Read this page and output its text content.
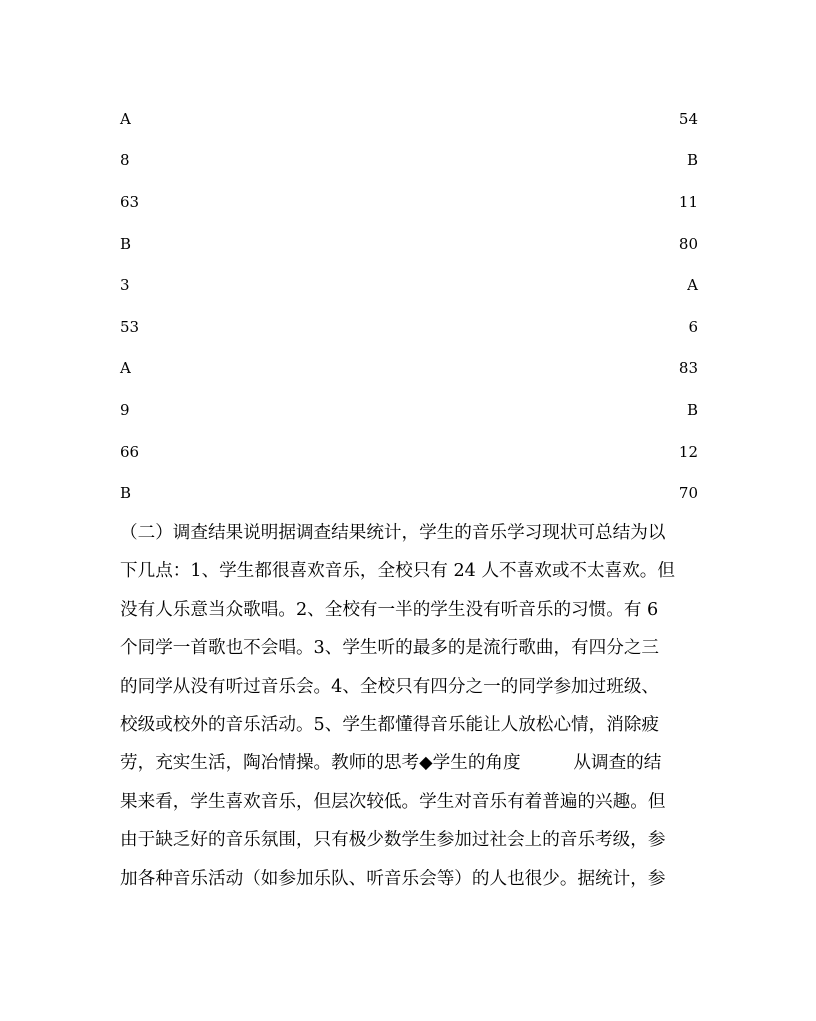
A	54
8	B
63	11
B	80
3	A
53	6
A	83
9	B
66	12
B	70
（二）调查结果说明据调查结果统计，学生的音乐学习现状可总结为以
下几点：1、学生都很喜欢音乐，全校只有 24 人不喜欢或不太喜欢。但
没有人乐意当众歌唱。2、全校有一半的学生没有听音乐的习惯。有 6
个同学一首歌也不会唱。3、学生听的最多的是流行歌曲，有四分之三
的同学从没有听过音乐会。4、全校只有四分之一的同学参加过班级、
校级或校外的音乐活动。5、学生都懂得音乐能让人放松心情，消除疲
劳，充实生活，陶冶情操。教师的思考◆学生的角度　　　从调查的结
果来看，学生喜欢音乐，但层次较低。学生对音乐有着普遍的兴趣。但
由于缺乏好的音乐氛围，只有极少数学生参加过社会上的音乐考级，参
加各种音乐活动（如参加乐队、听音乐会等）的人也很少。据统计，参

----------------

Transcribe the preceding listing in its entirety and with exact wording, leaving out pictures.

_EXERCISE RESPONSE_
Read this page and output its text content.
A	54
8	B
63	11
B	80
3	A
53	6
A	83
9	B
66	12
B	70
（二）调查结果说明据调查结果统计，学生的音乐学习现状可总结为以
下几点：1、学生都很喜欢音乐，全校只有 24 人不喜欢或不太喜欢。但
没有人乐意当众歌唱。2、全校有一半的学生没有听音乐的习惯。有 6
个同学一首歌也不会唱。3、学生听的最多的是流行歌曲，有四分之三
的同学从没有听过音乐会。4、全校只有四分之一的同学参加过班级、
校级或校外的音乐活动。5、学生都懂得音乐能让人放松心情，消除疲
劳，充实生活，陶冶情操。教师的思考◆学生的角度　　　从调查的结
果来看，学生喜欢音乐，但层次较低。学生对音乐有着普遍的兴趣。但
由于缺乏好的音乐氛围，只有极少数学生参加过社会上的音乐考级，参
加各种音乐活动（如参加乐队、听音乐会等）的人也很少。据统计，参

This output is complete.